§ **Problem**
Every record here should be printed again exactly.

§ **Extracted data entries**
^^^^^^^^

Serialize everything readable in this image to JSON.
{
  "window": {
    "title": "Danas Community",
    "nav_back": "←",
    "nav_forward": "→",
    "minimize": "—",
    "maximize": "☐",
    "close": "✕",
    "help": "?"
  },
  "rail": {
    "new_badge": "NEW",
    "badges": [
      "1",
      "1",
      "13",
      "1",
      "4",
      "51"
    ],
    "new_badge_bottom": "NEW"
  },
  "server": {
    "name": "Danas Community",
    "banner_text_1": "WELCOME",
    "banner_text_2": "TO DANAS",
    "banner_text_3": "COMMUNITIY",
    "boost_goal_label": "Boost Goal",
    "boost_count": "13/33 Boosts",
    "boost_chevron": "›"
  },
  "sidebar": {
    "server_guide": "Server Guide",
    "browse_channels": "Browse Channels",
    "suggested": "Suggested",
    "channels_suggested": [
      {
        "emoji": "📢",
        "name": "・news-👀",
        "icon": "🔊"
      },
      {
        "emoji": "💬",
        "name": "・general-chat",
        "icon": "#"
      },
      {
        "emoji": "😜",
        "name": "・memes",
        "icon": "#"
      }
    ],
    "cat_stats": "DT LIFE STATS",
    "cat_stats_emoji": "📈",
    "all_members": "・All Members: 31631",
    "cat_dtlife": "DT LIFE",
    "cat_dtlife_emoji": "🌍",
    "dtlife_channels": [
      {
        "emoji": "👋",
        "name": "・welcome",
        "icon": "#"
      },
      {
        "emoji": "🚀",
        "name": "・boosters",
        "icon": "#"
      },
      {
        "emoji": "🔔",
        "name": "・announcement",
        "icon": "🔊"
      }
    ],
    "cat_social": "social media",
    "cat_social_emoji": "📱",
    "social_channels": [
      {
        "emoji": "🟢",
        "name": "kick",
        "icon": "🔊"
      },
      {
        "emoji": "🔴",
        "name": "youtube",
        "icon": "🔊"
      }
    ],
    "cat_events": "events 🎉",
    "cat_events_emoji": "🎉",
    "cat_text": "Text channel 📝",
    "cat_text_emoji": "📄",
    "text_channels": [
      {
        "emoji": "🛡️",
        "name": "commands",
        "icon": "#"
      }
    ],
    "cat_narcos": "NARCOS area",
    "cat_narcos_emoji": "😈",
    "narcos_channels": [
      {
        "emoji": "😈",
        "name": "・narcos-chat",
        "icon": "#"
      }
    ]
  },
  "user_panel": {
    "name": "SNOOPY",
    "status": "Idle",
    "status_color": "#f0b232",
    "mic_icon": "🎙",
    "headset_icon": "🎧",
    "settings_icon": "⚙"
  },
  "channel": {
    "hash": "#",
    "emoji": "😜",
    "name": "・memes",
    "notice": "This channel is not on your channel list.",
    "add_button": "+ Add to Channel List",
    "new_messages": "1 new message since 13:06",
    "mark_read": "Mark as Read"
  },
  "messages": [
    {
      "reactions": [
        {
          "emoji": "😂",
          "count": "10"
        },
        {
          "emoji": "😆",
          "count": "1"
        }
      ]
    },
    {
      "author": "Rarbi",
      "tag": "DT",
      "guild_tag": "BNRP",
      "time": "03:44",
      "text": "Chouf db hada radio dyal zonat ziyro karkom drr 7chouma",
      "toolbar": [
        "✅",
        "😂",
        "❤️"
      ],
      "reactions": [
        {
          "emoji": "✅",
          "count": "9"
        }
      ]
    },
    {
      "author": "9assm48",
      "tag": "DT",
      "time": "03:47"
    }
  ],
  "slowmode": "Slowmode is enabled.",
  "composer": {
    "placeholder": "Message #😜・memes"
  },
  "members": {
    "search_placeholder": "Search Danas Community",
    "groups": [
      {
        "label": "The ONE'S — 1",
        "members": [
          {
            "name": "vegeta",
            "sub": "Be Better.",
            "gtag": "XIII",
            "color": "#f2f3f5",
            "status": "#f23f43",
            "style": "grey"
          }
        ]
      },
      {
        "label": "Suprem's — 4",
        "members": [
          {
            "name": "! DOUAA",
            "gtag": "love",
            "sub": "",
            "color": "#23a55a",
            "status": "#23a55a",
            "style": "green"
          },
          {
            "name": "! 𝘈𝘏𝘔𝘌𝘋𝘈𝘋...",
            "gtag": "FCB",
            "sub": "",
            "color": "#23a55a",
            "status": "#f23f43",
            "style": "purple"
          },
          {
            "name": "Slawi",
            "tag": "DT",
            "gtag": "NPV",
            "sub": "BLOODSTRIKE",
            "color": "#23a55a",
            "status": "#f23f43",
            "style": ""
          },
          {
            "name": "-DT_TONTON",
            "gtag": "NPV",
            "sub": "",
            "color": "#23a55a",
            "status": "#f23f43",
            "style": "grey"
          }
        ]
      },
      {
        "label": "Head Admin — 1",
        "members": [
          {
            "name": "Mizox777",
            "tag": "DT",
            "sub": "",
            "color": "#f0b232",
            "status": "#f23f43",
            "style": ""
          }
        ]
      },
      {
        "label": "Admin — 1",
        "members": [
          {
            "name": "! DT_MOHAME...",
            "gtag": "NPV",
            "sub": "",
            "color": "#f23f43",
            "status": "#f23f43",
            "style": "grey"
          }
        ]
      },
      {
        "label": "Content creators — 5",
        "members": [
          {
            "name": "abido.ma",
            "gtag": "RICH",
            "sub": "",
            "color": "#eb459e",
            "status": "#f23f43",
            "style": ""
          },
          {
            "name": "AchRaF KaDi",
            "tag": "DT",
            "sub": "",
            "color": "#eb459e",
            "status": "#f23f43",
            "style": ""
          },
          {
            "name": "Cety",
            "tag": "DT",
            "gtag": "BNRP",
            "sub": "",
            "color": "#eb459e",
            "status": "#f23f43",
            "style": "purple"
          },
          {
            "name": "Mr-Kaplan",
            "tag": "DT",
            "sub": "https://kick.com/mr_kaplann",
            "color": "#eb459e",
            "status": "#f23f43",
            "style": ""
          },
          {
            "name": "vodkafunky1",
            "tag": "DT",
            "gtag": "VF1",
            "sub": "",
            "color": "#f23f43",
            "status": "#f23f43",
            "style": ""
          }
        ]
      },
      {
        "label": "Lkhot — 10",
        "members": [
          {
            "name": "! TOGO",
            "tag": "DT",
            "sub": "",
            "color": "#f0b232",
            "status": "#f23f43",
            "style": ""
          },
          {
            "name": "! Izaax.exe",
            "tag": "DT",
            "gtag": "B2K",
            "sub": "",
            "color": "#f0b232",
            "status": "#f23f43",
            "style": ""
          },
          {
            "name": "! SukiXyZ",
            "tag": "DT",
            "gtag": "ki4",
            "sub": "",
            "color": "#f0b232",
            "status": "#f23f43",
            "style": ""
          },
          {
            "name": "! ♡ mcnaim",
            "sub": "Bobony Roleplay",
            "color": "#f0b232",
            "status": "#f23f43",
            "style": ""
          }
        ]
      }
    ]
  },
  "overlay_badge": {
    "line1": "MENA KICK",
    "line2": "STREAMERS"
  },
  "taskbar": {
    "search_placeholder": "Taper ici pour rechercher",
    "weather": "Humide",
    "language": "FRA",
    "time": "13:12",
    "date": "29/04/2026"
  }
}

^^^^^^^^

§ **Full response**
Serialize everything readable in this image to JSON.
{
  "window": {
    "title": "Danas Community",
    "nav_back": "←",
    "nav_forward": "→",
    "minimize": "—",
    "maximize": "☐",
    "close": "✕",
    "help": "?"
  },
  "rail": {
    "new_badge": "NEW",
    "badges": [
      "1",
      "1",
      "13",
      "1",
      "4",
      "51"
    ],
    "new_badge_bottom": "NEW"
  },
  "server": {
    "name": "Danas Community",
    "banner_text_1": "WELCOME",
    "banner_text_2": "TO DANAS",
    "banner_text_3": "COMMUNITIY",
    "boost_goal_label": "Boost Goal",
    "boost_count": "13/33 Boosts",
    "boost_chevron": "›"
  },
  "sidebar": {
    "server_guide": "Server Guide",
    "browse_channels": "Browse Channels",
    "suggested": "Suggested",
    "channels_suggested": [
      {
        "emoji": "📢",
        "name": "・news-👀",
        "icon": "🔊"
      },
      {
        "emoji": "💬",
        "name": "・general-chat",
        "icon": "#"
      },
      {
        "emoji": "😜",
        "name": "・memes",
        "icon": "#"
      }
    ],
    "cat_stats": "DT LIFE STATS",
    "cat_stats_emoji": "📈",
    "all_members": "・All Members: 31631",
    "cat_dtlife": "DT LIFE",
    "cat_dtlife_emoji": "🌍",
    "dtlife_channels": [
      {
        "emoji": "👋",
        "name": "・welcome",
        "icon": "#"
      },
      {
        "emoji": "🚀",
        "name": "・boosters",
        "icon": "#"
      },
      {
        "emoji": "🔔",
        "name": "・announcement",
        "icon": "🔊"
      }
    ],
    "cat_social": "social media",
    "cat_social_emoji": "📱",
    "social_channels": [
      {
        "emoji": "🟢",
        "name": "kick",
        "icon": "🔊"
      },
      {
        "emoji": "🔴",
        "name": "youtube",
        "icon": "🔊"
      }
    ],
    "cat_events": "events 🎉",
    "cat_events_emoji": "🎉",
    "cat_text": "Text channel 📝",
    "cat_text_emoji": "📄",
    "text_channels": [
      {
        "emoji": "🛡️",
        "name": "commands",
        "icon": "#"
      }
    ],
    "cat_narcos": "NARCOS area",
    "cat_narcos_emoji": "😈",
    "narcos_channels": [
      {
        "emoji": "😈",
        "name": "・narcos-chat",
        "icon": "#"
      }
    ]
  },
  "user_panel": {
    "name": "SNOOPY",
    "status": "Idle",
    "status_color": "#f0b232",
    "mic_icon": "🎙",
    "headset_icon": "🎧",
    "settings_icon": "⚙"
  },
  "channel": {
    "hash": "#",
    "emoji": "😜",
    "name": "・memes",
    "notice": "This channel is not on your channel list.",
    "add_button": "+ Add to Channel List",
    "new_messages": "1 new message since 13:06",
    "mark_read": "Mark as Read"
  },
  "messages": [
    {
      "reactions": [
        {
          "emoji": "😂",
          "count": "10"
        },
        {
          "emoji": "😆",
          "count": "1"
        }
      ]
    },
    {
      "author": "Rarbi",
      "tag": "DT",
      "guild_tag": "BNRP",
      "time": "03:44",
      "text": "Chouf db hada radio dyal zonat ziyro karkom drr 7chouma",
      "toolbar": [
        "✅",
        "😂",
        "❤️"
      ],
      "reactions": [
        {
          "emoji": "✅",
          "count": "9"
        }
      ]
    },
    {
      "author": "9assm48",
      "tag": "DT",
      "time": "03:47"
    }
  ],
  "slowmode": "Slowmode is enabled.",
  "composer": {
    "placeholder": "Message #😜・memes"
  },
  "members": {
    "search_placeholder": "Search Danas Community",
    "groups": [
      {
        "label": "The ONE'S — 1",
        "members": [
          {
            "name": "vegeta",
            "sub": "Be Better.",
            "gtag": "XIII",
            "color": "#f2f3f5",
            "status": "#f23f43",
            "style": "grey"
          }
        ]
      },
      {
        "label": "Suprem's — 4",
        "members": [
          {
            "name": "! DOUAA",
            "gtag": "love",
            "sub": "",
            "color": "#23a55a",
            "status": "#23a55a",
            "style": "green"
          },
          {
            "name": "! 𝘈𝘏𝘔𝘌𝘋𝘈𝘋...",
            "gtag": "FCB",
            "sub": "",
            "color": "#23a55a",
            "status": "#f23f43",
            "style": "purple"
          },
          {
            "name": "Slawi",
            "tag": "DT",
            "gtag": "NPV",
            "sub": "BLOODSTRIKE",
            "color": "#23a55a",
            "status": "#f23f43",
            "style": ""
          },
          {
            "name": "-DT_TONTON",
            "gtag": "NPV",
            "sub": "",
            "color": "#23a55a",
            "status": "#f23f43",
            "style": "grey"
          }
        ]
      },
      {
        "label": "Head Admin — 1",
        "members": [
          {
            "name": "Mizox777",
            "tag": "DT",
            "sub": "",
            "color": "#f0b232",
            "status": "#f23f43",
            "style": ""
          }
        ]
      },
      {
        "label": "Admin — 1",
        "members": [
          {
            "name": "! DT_MOHAME...",
            "gtag": "NPV",
            "sub": "",
            "color": "#f23f43",
            "status": "#f23f43",
            "style": "grey"
          }
        ]
      },
      {
        "label": "Content creators — 5",
        "members": [
          {
            "name": "abido.ma",
            "gtag": "RICH",
            "sub": "",
            "color": "#eb459e",
            "status": "#f23f43",
            "style": ""
          },
          {
            "name": "AchRaF KaDi",
            "tag": "DT",
            "sub": "",
            "color": "#eb459e",
            "status": "#f23f43",
            "style": ""
          },
          {
            "name": "Cety",
            "tag": "DT",
            "gtag": "BNRP",
            "sub": "",
            "color": "#eb459e",
            "status": "#f23f43",
            "style": "purple"
          },
          {
            "name": "Mr-Kaplan",
            "tag": "DT",
            "sub": "https://kick.com/mr_kaplann",
            "color": "#eb459e",
            "status": "#f23f43",
            "style": ""
          },
          {
            "name": "vodkafunky1",
            "tag": "DT",
            "gtag": "VF1",
            "sub": "",
            "color": "#f23f43",
            "status": "#f23f43",
            "style": ""
          }
        ]
      },
      {
        "label": "Lkhot — 10",
        "members": [
          {
            "name": "! TOGO",
            "tag": "DT",
            "sub": "",
            "color": "#f0b232",
            "status": "#f23f43",
            "style": ""
          },
          {
            "name": "! Izaax.exe",
            "tag": "DT",
            "gtag": "B2K",
            "sub": "",
            "color": "#f0b232",
            "status": "#f23f43",
            "style": ""
          },
          {
            "name": "! SukiXyZ",
            "tag": "DT",
            "gtag": "ki4",
            "sub": "",
            "color": "#f0b232",
            "status": "#f23f43",
            "style": ""
          },
          {
            "name": "! ♡ mcnaim",
            "sub": "Bobony Roleplay",
            "color": "#f0b232",
            "status": "#f23f43",
            "style": ""
          }
        ]
      }
    ]
  },
  "overlay_badge": {
    "line1": "MENA KICK",
    "line2": "STREAMERS"
  },
  "taskbar": {
    "search_placeholder": "Taper ici pour rechercher",
    "weather": "Humide",
    "language": "FRA",
    "time": "13:12",
    "date": "29/04/2026"
  }
}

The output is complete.